▶ _Exercise prompt_:
Repeat, exactly and completely, the entries shown underneath.

(Dataset items)
[start]

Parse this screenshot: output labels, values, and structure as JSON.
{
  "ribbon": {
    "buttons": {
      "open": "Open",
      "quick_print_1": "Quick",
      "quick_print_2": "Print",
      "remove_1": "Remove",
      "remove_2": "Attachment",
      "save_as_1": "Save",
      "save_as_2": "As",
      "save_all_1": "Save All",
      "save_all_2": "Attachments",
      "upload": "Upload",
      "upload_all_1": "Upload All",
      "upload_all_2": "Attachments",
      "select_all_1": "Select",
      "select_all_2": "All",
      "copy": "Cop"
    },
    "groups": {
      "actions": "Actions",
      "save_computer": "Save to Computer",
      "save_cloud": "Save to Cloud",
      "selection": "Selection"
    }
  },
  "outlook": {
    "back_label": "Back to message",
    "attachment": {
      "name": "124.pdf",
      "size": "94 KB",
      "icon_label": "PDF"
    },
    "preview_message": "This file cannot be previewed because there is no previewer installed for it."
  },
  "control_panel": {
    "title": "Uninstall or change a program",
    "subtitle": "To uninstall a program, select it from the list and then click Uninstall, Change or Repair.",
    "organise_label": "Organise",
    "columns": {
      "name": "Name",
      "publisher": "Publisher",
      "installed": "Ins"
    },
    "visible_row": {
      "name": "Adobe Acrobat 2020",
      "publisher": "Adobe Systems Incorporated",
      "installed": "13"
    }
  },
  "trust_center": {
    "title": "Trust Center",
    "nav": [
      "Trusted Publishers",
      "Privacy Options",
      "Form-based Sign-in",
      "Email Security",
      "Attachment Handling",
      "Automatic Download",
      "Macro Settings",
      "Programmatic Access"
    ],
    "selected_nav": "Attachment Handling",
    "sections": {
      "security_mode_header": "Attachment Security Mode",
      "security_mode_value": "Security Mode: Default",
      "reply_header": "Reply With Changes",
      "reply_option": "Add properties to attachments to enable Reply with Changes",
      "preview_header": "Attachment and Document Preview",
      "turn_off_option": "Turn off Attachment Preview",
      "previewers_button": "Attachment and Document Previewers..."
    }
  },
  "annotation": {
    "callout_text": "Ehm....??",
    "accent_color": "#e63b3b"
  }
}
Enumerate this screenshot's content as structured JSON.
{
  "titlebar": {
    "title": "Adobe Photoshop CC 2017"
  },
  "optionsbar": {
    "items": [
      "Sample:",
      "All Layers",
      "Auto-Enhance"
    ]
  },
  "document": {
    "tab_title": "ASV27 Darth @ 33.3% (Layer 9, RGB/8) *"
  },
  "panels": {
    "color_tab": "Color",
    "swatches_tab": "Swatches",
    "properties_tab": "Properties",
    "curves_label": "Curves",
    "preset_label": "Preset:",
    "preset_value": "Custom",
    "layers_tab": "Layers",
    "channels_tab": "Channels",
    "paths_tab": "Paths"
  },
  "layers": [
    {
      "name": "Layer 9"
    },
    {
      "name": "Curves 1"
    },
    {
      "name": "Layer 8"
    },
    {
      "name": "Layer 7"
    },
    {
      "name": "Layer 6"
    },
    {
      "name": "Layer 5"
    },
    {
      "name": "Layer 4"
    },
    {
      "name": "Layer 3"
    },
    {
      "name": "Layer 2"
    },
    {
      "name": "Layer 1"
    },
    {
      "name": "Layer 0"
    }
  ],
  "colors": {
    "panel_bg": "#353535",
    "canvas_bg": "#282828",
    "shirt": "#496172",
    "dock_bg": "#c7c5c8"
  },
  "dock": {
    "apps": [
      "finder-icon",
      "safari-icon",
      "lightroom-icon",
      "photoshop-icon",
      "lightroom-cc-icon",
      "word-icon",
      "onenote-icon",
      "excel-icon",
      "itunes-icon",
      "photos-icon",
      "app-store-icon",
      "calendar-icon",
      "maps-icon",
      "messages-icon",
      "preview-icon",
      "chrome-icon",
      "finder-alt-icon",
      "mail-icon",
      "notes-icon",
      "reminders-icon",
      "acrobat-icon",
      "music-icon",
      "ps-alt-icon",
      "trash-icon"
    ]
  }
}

[end]

▶ _Answer to this exercise_:
Parse this screenshot: output labels, values, and structure as JSON.
{
  "ribbon": {
    "buttons": {
      "open": "Open",
      "quick_print_1": "Quick",
      "quick_print_2": "Print",
      "remove_1": "Remove",
      "remove_2": "Attachment",
      "save_as_1": "Save",
      "save_as_2": "As",
      "save_all_1": "Save All",
      "save_all_2": "Attachments",
      "upload": "Upload",
      "upload_all_1": "Upload All",
      "upload_all_2": "Attachments",
      "select_all_1": "Select",
      "select_all_2": "All",
      "copy": "Cop"
    },
    "groups": {
      "actions": "Actions",
      "save_computer": "Save to Computer",
      "save_cloud": "Save to Cloud",
      "selection": "Selection"
    }
  },
  "outlook": {
    "back_label": "Back to message",
    "attachment": {
      "name": "124.pdf",
      "size": "94 KB",
      "icon_label": "PDF"
    },
    "preview_message": "This file cannot be previewed because there is no previewer installed for it."
  },
  "control_panel": {
    "title": "Uninstall or change a program",
    "subtitle": "To uninstall a program, select it from the list and then click Uninstall, Change or Repair.",
    "organise_label": "Organise",
    "columns": {
      "name": "Name",
      "publisher": "Publisher",
      "installed": "Ins"
    },
    "visible_row": {
      "name": "Adobe Acrobat 2020",
      "publisher": "Adobe Systems Incorporated",
      "installed": "13"
    }
  },
  "trust_center": {
    "title": "Trust Center",
    "nav": [
      "Trusted Publishers",
      "Privacy Options",
      "Form-based Sign-in",
      "Email Security",
      "Attachment Handling",
      "Automatic Download",
      "Macro Settings",
      "Programmatic Access"
    ],
    "selected_nav": "Attachment Handling",
    "sections": {
      "security_mode_header": "Attachment Security Mode",
      "security_mode_value": "Security Mode: Default",
      "reply_header": "Reply With Changes",
      "reply_option": "Add properties to attachments to enable Reply with Changes",
      "preview_header": "Attachment and Document Preview",
      "turn_off_option": "Turn off Attachment Preview",
      "previewers_button": "Attachment and Document Previewers..."
    }
  },
  "annotation": {
    "callout_text": "Ehm....??",
    "accent_color": "#e63b3b"
  }
}
Enumerate this screenshot's content as structured JSON.
{
  "titlebar": {
    "title": "Adobe Photoshop CC 2017"
  },
  "optionsbar": {
    "items": [
      "Sample:",
      "All Layers",
      "Auto-Enhance"
    ]
  },
  "document": {
    "tab_title": "ASV27 Darth @ 33.3% (Layer 9, RGB/8) *"
  },
  "panels": {
    "color_tab": "Color",
    "swatches_tab": "Swatches",
    "properties_tab": "Properties",
    "curves_label": "Curves",
    "preset_label": "Preset:",
    "preset_value": "Custom",
    "layers_tab": "Layers",
    "channels_tab": "Channels",
    "paths_tab": "Paths"
  },
  "layers": [
    {
      "name": "Layer 9"
    },
    {
      "name": "Curves 1"
    },
    {
      "name": "Layer 8"
    },
    {
      "name": "Layer 7"
    },
    {
      "name": "Layer 6"
    },
    {
      "name": "Layer 5"
    },
    {
      "name": "Layer 4"
    },
    {
      "name": "Layer 3"
    },
    {
      "name": "Layer 2"
    },
    {
      "name": "Layer 1"
    },
    {
      "name": "Layer 0"
    }
  ],
  "colors": {
    "panel_bg": "#353535",
    "canvas_bg": "#282828",
    "shirt": "#496172",
    "dock_bg": "#c7c5c8"
  },
  "dock": {
    "apps": [
      "finder-icon",
      "safari-icon",
      "lightroom-icon",
      "photoshop-icon",
      "lightroom-cc-icon",
      "word-icon",
      "onenote-icon",
      "excel-icon",
      "itunes-icon",
      "photos-icon",
      "app-store-icon",
      "calendar-icon",
      "maps-icon",
      "messages-icon",
      "preview-icon",
      "chrome-icon",
      "finder-alt-icon",
      "mail-icon",
      "notes-icon",
      "reminders-icon",
      "acrobat-icon",
      "music-icon",
      "ps-alt-icon",
      "trash-icon"
    ]
  }
}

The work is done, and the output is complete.